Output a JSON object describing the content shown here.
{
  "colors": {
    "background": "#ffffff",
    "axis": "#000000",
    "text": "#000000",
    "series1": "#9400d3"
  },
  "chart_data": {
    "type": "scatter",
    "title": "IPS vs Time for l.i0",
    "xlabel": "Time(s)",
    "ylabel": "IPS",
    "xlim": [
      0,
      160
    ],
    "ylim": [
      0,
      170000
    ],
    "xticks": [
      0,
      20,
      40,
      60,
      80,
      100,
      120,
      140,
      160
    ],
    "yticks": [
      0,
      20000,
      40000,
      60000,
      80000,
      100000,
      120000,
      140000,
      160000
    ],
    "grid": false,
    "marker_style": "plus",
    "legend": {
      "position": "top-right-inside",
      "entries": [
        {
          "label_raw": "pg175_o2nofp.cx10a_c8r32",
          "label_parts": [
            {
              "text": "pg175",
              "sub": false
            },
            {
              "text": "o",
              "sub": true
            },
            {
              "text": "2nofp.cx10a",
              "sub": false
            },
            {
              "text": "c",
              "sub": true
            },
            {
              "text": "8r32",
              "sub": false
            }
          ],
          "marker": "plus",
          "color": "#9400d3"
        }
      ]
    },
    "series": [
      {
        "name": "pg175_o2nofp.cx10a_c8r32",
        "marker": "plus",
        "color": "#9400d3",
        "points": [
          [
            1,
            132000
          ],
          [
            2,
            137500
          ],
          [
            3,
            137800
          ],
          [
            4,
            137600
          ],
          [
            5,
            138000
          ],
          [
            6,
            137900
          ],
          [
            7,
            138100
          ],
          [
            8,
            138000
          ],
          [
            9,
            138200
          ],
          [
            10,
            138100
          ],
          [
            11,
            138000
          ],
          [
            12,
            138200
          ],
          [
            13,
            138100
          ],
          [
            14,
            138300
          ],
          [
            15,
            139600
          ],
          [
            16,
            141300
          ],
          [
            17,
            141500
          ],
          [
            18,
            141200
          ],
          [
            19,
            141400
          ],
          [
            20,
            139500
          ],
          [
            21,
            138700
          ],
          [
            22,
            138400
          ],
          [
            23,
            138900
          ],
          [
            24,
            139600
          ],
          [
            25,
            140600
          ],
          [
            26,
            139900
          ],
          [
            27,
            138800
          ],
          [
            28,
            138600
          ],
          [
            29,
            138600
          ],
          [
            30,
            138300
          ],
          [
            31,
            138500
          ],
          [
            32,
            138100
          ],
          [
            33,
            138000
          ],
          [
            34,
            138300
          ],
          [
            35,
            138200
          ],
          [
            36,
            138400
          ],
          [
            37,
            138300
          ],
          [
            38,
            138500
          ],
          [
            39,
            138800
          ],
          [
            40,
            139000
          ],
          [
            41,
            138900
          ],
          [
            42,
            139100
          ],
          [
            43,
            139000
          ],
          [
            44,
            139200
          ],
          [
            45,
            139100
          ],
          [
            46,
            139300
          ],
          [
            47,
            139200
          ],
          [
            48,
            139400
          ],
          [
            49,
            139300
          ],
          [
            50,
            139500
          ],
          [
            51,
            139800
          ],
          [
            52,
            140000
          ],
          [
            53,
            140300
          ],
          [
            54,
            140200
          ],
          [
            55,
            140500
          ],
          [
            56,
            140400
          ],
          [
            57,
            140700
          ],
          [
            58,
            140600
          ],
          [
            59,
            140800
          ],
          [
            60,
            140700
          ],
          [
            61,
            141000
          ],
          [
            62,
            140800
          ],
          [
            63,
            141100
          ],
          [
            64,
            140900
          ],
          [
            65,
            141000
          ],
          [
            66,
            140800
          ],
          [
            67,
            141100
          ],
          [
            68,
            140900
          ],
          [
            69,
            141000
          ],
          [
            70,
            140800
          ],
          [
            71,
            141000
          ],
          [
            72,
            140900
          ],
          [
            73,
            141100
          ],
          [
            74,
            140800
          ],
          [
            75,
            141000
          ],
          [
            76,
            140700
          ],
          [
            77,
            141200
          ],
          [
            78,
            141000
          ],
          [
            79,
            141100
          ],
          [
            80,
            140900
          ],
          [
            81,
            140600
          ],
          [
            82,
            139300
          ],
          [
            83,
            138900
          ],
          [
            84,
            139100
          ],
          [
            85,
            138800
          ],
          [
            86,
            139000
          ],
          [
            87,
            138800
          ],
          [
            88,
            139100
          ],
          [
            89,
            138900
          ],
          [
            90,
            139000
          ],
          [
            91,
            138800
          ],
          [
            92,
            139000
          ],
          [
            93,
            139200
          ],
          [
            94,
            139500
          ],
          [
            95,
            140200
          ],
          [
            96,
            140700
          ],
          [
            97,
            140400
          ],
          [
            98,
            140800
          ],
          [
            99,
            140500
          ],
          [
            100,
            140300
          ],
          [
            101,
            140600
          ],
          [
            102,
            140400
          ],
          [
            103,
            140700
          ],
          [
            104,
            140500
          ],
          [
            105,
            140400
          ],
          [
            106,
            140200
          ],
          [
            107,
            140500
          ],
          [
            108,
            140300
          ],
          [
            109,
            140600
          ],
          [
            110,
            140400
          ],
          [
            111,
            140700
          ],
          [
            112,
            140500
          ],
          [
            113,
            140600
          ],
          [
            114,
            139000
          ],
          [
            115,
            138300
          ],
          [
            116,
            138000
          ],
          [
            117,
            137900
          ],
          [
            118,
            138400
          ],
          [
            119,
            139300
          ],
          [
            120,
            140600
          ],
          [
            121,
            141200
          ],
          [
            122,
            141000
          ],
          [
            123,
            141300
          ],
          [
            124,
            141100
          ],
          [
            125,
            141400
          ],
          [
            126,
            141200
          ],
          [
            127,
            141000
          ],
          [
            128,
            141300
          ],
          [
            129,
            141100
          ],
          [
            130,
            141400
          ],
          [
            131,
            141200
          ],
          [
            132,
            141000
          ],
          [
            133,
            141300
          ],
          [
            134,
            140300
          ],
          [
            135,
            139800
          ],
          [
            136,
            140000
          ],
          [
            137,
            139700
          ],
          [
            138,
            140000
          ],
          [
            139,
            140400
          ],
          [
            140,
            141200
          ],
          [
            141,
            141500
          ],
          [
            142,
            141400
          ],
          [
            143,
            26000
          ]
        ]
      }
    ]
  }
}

Task details. From the entries, copy out each line containing the word "text".

Response to the task.
    "text": "#000000",
              "text": "pg175",
              "text": "o",
              "text": "2nofp.cx10a",
              "text": "c",
              "text": "8r32",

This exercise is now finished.